"""
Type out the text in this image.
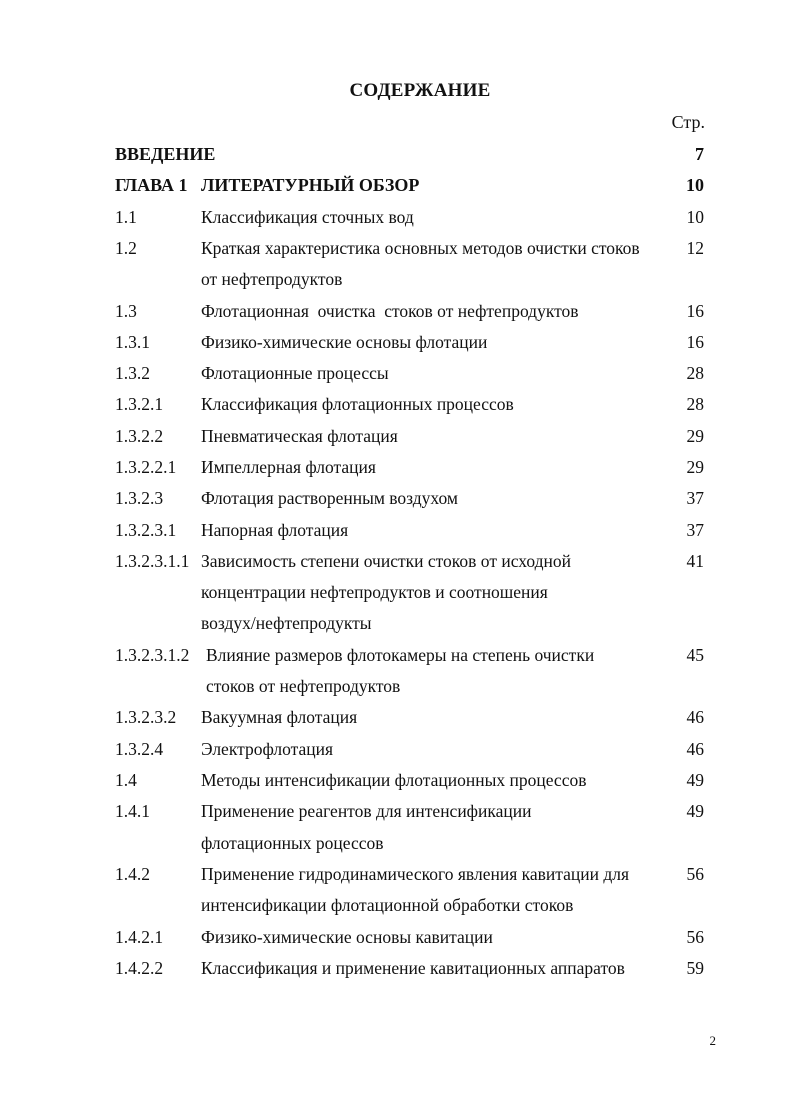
СОДЕРЖАНИЕ
Стр.
ВВЕДЕНИЕ	7
ГЛАВА 1 ЛИТЕРАТУРНЫЙ ОБЗОР	10
1.1	Классификация сточных вод	10
1.2	Краткая характеристика основных методов очистки стоков
от нефтепродуктов
12
1.3	Флотационная  очистка  стоков от нефтепродуктов	16
1.3.1	Физико-химические основы флотации	16
1.3.2	Флотационные процессы	28
1.3.2.1 Классификация флотационных процессов	28
1.3.2.2 Пневматическая флотация	29
1.3.2.2.1 Импеллерная флотация	29
1.3.2.3 Флотация растворенным воздухом	37
1.3.2.3.1 Напорная флотация	37
1.3.2.3.1.1 Зависимость степени очистки стоков от исходной
концентрации нефтепродуктов и соотношения
воздух/нефтепродукты
41
1.3.2.3.1.2 Влияние размеров флотокамеры на степень очистки
стоков от нефтепродуктов
45
1.3.2.3.2 Вакуумная флотация	46
1.3.2.4 Электрофлотация	46
1.4	Методы интенсификации флотационных процессов	49
1.4.1	Применение реагентов для интенсификации
флотационных роцессов
49
1.4.2	Применение гидродинамического явления кавитации для
интенсификации флотационной обработки стоков
56
1.4.2.1 Физико-химические основы кавитации	56
1.4.2.2 Классификация и применение кавитационных аппаратов	59
2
"""
_Task brief_
Pictures are to be left out; the records above must be repeated word for word.

_Exercise output_
Type out the text in this image.
СОДЕРЖАНИЕ
Стр.
ВВЕДЕНИЕ	7
ГЛАВА 1 ЛИТЕРАТУРНЫЙ ОБЗОР	10
1.1	Классификация сточных вод	10
1.2	Краткая характеристика основных методов очистки стоков
от нефтепродуктов
12
1.3	Флотационная  очистка  стоков от нефтепродуктов	16
1.3.1	Физико-химические основы флотации	16
1.3.2	Флотационные процессы	28
1.3.2.1 Классификация флотационных процессов	28
1.3.2.2 Пневматическая флотация	29
1.3.2.2.1 Импеллерная флотация	29
1.3.2.3 Флотация растворенным воздухом	37
1.3.2.3.1 Напорная флотация	37
1.3.2.3.1.1 Зависимость степени очистки стоков от исходной
концентрации нефтепродуктов и соотношения
воздух/нефтепродукты
41
1.3.2.3.1.2 Влияние размеров флотокамеры на степень очистки
стоков от нефтепродуктов
45
1.3.2.3.2 Вакуумная флотация	46
1.3.2.4 Электрофлотация	46
1.4	Методы интенсификации флотационных процессов	49
1.4.1	Применение реагентов для интенсификации
флотационных роцессов
49
1.4.2	Применение гидродинамического явления кавитации для
интенсификации флотационной обработки стоков
56
1.4.2.1 Физико-химические основы кавитации	56
1.4.2.2 Классификация и применение кавитационных аппаратов	59
2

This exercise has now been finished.